__TASK BRIEF__.
Please copy all the lines that follow, word for word.

__RECORDS SHOWN__.
· · · · ·
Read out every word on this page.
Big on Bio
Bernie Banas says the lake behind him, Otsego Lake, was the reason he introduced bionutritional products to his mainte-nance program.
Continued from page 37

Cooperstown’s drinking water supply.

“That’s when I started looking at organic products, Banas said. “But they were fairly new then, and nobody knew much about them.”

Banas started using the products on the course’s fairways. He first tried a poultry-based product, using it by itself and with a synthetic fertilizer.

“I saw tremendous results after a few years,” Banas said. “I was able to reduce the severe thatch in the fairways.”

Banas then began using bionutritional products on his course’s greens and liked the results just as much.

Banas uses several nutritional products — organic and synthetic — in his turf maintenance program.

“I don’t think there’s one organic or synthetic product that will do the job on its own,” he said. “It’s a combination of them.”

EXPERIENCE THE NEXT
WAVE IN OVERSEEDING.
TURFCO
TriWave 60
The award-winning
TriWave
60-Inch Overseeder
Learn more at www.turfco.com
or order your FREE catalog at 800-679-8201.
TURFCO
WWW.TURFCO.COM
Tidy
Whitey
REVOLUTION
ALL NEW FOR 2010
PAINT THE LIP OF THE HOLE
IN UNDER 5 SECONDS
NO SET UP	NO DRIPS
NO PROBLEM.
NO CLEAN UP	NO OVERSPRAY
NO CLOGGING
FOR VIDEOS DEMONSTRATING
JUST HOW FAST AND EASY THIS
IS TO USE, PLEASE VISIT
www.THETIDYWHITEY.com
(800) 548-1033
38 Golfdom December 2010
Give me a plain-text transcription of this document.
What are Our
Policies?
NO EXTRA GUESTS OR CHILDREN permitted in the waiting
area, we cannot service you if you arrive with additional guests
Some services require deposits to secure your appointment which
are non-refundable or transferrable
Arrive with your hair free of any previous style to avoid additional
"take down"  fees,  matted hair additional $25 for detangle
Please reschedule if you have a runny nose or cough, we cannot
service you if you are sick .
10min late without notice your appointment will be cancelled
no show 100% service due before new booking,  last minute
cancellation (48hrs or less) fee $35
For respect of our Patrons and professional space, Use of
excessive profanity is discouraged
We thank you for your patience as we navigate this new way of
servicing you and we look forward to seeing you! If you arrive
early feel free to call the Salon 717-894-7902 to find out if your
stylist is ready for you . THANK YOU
· · · · ·
__FINAL ANSWER__.
Read out every word on this page.
Big on Bio
Bernie Banas says the lake behind him, Otsego Lake, was the reason he introduced bionutritional products to his mainte-nance program.
Continued from page 37

Cooperstown’s drinking water supply.

“That’s when I started looking at organic products, Banas said. “But they were fairly new then, and nobody knew much about them.”

Banas started using the products on the course’s fairways. He first tried a poultry-based product, using it by itself and with a synthetic fertilizer.

“I saw tremendous results after a few years,” Banas said. “I was able to reduce the severe thatch in the fairways.”

Banas then began using bionutritional products on his course’s greens and liked the results just as much.

Banas uses several nutritional products — organic and synthetic — in his turf maintenance program.

“I don’t think there’s one organic or synthetic product that will do the job on its own,” he said. “It’s a combination of them.”

EXPERIENCE THE NEXT
WAVE IN OVERSEEDING.
TURFCO
TriWave 60
The award-winning
TriWave
60-Inch Overseeder
Learn more at www.turfco.com
or order your FREE catalog at 800-679-8201.
TURFCO
WWW.TURFCO.COM
Tidy
Whitey
REVOLUTION
ALL NEW FOR 2010
PAINT THE LIP OF THE HOLE
IN UNDER 5 SECONDS
NO SET UP	NO DRIPS
NO PROBLEM.
NO CLEAN UP	NO OVERSPRAY
NO CLOGGING
FOR VIDEOS DEMONSTRATING
JUST HOW FAST AND EASY THIS
IS TO USE, PLEASE VISIT
www.THETIDYWHITEY.com
(800) 548-1033
38 Golfdom December 2010
Give me a plain-text transcription of this document.
What are Our
Policies?
NO EXTRA GUESTS OR CHILDREN permitted in the waiting
area, we cannot service you if you arrive with additional guests
Some services require deposits to secure your appointment which
are non-refundable or transferrable
Arrive with your hair free of any previous style to avoid additional
"take down"  fees,  matted hair additional $25 for detangle
Please reschedule if you have a runny nose or cough, we cannot
service you if you are sick .
10min late without notice your appointment will be cancelled
no show 100% service due before new booking,  last minute
cancellation (48hrs or less) fee $35
For respect of our Patrons and professional space, Use of
excessive profanity is discouraged
We thank you for your patience as we navigate this new way of
servicing you and we look forward to seeing you! If you arrive
early feel free to call the Salon 717-894-7902 to find out if your
stylist is ready for you . THANK YOU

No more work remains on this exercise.